▶ **GIVEN EXERCISE**: Your task is to output all the records below, word for word.

───── DATA FOR THIS EXERCISE ─────

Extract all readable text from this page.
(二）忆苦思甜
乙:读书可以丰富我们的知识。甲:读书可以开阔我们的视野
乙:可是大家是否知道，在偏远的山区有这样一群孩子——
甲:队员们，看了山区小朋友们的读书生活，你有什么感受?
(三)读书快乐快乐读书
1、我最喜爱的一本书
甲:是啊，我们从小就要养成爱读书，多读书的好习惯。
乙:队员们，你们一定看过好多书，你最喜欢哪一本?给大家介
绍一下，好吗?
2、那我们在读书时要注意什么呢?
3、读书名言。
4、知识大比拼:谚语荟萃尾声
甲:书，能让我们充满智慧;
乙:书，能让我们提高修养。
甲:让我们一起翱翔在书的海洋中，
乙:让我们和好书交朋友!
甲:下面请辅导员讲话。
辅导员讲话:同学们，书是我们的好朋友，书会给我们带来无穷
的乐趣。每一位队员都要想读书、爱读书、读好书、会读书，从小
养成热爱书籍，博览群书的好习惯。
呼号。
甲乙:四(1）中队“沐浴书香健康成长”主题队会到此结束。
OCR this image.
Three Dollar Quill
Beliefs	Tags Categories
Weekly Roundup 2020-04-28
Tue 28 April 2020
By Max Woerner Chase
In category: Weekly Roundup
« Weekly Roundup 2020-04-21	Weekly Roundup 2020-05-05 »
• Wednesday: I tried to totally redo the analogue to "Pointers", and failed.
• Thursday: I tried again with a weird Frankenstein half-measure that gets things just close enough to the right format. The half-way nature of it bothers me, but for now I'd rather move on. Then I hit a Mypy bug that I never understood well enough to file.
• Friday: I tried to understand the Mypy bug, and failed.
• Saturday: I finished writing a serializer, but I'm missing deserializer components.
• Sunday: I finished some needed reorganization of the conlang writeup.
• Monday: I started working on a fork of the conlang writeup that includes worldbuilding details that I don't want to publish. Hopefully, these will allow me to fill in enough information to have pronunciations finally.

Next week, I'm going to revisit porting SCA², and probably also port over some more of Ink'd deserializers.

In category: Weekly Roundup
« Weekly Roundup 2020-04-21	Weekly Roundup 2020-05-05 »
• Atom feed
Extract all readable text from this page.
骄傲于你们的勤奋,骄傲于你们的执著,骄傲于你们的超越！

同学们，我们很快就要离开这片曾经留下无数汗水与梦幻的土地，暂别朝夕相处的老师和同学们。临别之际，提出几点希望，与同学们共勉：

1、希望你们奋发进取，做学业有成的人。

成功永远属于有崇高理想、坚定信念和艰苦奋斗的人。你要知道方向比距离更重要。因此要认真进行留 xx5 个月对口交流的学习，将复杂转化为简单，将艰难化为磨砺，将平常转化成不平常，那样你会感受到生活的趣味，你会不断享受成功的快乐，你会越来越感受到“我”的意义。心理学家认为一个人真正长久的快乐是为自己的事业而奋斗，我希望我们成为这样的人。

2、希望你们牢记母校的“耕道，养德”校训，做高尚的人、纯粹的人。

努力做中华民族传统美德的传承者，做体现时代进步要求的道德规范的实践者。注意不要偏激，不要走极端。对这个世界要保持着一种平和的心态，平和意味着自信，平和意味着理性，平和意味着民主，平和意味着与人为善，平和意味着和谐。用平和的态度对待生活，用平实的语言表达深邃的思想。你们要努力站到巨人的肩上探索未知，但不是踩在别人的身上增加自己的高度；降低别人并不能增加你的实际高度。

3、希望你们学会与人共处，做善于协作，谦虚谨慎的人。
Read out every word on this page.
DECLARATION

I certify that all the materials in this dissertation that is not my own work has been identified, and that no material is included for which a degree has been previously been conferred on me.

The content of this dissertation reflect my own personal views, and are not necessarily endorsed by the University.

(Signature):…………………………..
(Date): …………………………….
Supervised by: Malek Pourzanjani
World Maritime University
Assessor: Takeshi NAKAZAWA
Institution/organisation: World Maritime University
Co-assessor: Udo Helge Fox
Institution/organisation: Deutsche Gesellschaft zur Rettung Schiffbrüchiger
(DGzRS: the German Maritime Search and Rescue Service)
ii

─────

▶ **SOLUTION FOR THIS EXERCISE**:
Extract all readable text from this page.
(二）忆苦思甜
乙:读书可以丰富我们的知识。甲:读书可以开阔我们的视野
乙:可是大家是否知道，在偏远的山区有这样一群孩子——
甲:队员们，看了山区小朋友们的读书生活，你有什么感受?
(三)读书快乐快乐读书
1、我最喜爱的一本书
甲:是啊，我们从小就要养成爱读书，多读书的好习惯。
乙:队员们，你们一定看过好多书，你最喜欢哪一本?给大家介
绍一下，好吗?
2、那我们在读书时要注意什么呢?
3、读书名言。
4、知识大比拼:谚语荟萃尾声
甲:书，能让我们充满智慧;
乙:书，能让我们提高修养。
甲:让我们一起翱翔在书的海洋中，
乙:让我们和好书交朋友!
甲:下面请辅导员讲话。
辅导员讲话:同学们，书是我们的好朋友，书会给我们带来无穷
的乐趣。每一位队员都要想读书、爱读书、读好书、会读书，从小
养成热爱书籍，博览群书的好习惯。
呼号。
甲乙:四(1）中队“沐浴书香健康成长”主题队会到此结束。
OCR this image.
Three Dollar Quill
Beliefs	Tags Categories
Weekly Roundup 2020-04-28
Tue 28 April 2020
By Max Woerner Chase
In category: Weekly Roundup
« Weekly Roundup 2020-04-21	Weekly Roundup 2020-05-05 »
• Wednesday: I tried to totally redo the analogue to "Pointers", and failed.
• Thursday: I tried again with a weird Frankenstein half-measure that gets things just close enough to the right format. The half-way nature of it bothers me, but for now I'd rather move on. Then I hit a Mypy bug that I never understood well enough to file.
• Friday: I tried to understand the Mypy bug, and failed.
• Saturday: I finished writing a serializer, but I'm missing deserializer components.
• Sunday: I finished some needed reorganization of the conlang writeup.
• Monday: I started working on a fork of the conlang writeup that includes worldbuilding details that I don't want to publish. Hopefully, these will allow me to fill in enough information to have pronunciations finally.

Next week, I'm going to revisit porting SCA², and probably also port over some more of Ink'd deserializers.

In category: Weekly Roundup
« Weekly Roundup 2020-04-21	Weekly Roundup 2020-05-05 »
• Atom feed
Extract all readable text from this page.
骄傲于你们的勤奋,骄傲于你们的执著,骄傲于你们的超越！

同学们，我们很快就要离开这片曾经留下无数汗水与梦幻的土地，暂别朝夕相处的老师和同学们。临别之际，提出几点希望，与同学们共勉：

1、希望你们奋发进取，做学业有成的人。

成功永远属于有崇高理想、坚定信念和艰苦奋斗的人。你要知道方向比距离更重要。因此要认真进行留 xx5 个月对口交流的学习，将复杂转化为简单，将艰难化为磨砺，将平常转化成不平常，那样你会感受到生活的趣味，你会不断享受成功的快乐，你会越来越感受到“我”的意义。心理学家认为一个人真正长久的快乐是为自己的事业而奋斗，我希望我们成为这样的人。

2、希望你们牢记母校的“耕道，养德”校训，做高尚的人、纯粹的人。

努力做中华民族传统美德的传承者，做体现时代进步要求的道德规范的实践者。注意不要偏激，不要走极端。对这个世界要保持着一种平和的心态，平和意味着自信，平和意味着理性，平和意味着民主，平和意味着与人为善，平和意味着和谐。用平和的态度对待生活，用平实的语言表达深邃的思想。你们要努力站到巨人的肩上探索未知，但不是踩在别人的身上增加自己的高度；降低别人并不能增加你的实际高度。

3、希望你们学会与人共处，做善于协作，谦虚谨慎的人。
Read out every word on this page.
DECLARATION

I certify that all the materials in this dissertation that is not my own work has been identified, and that no material is included for which a degree has been previously been conferred on me.

The content of this dissertation reflect my own personal views, and are not necessarily endorsed by the University.

(Signature):…………………………..
(Date): …………………………….
Supervised by: Malek Pourzanjani
World Maritime University
Assessor: Takeshi NAKAZAWA
Institution/organisation: World Maritime University
Co-assessor: Udo Helge Fox
Institution/organisation: Deutsche Gesellschaft zur Rettung Schiffbrüchiger
(DGzRS: the German Maritime Search and Rescue Service)
ii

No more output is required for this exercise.